Task instructions =>
Count every line that has the word "echo". Give the number, without anything more.

## BEGIN

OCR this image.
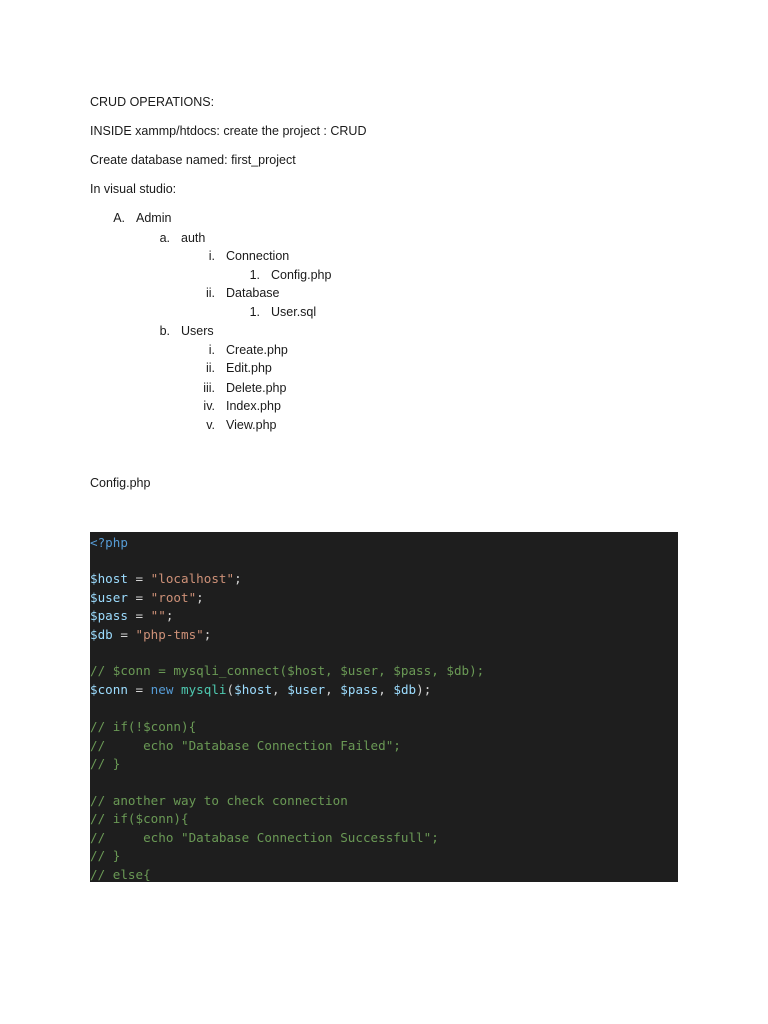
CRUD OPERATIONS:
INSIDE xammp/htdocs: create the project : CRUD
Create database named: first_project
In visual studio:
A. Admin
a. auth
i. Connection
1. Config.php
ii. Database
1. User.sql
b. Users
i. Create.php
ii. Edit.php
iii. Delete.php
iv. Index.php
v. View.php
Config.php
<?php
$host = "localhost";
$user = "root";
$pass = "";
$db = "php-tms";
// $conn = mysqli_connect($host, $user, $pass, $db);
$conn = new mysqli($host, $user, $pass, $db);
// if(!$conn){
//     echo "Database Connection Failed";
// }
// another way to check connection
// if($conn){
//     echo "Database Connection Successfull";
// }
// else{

## END
## BEGIN

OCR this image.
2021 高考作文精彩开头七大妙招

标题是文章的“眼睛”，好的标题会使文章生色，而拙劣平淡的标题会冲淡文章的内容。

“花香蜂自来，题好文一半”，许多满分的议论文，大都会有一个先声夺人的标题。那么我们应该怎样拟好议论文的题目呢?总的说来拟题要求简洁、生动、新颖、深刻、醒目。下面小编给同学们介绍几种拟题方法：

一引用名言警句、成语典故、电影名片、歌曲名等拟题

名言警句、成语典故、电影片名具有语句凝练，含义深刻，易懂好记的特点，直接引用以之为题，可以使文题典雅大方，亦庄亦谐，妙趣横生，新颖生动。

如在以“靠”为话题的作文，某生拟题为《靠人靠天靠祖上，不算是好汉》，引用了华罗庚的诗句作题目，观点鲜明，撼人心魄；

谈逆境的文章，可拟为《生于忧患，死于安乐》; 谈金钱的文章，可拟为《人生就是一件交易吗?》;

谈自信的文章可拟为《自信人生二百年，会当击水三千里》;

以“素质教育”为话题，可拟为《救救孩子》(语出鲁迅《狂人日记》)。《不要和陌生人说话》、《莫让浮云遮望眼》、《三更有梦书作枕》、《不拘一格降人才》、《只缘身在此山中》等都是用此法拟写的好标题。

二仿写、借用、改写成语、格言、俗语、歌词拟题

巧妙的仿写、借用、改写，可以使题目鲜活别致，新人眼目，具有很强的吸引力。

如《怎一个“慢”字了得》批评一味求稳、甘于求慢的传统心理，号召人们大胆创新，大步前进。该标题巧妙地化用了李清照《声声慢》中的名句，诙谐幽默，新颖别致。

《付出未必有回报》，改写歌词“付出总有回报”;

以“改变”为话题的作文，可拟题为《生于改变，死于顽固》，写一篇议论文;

## END

The reply =>
2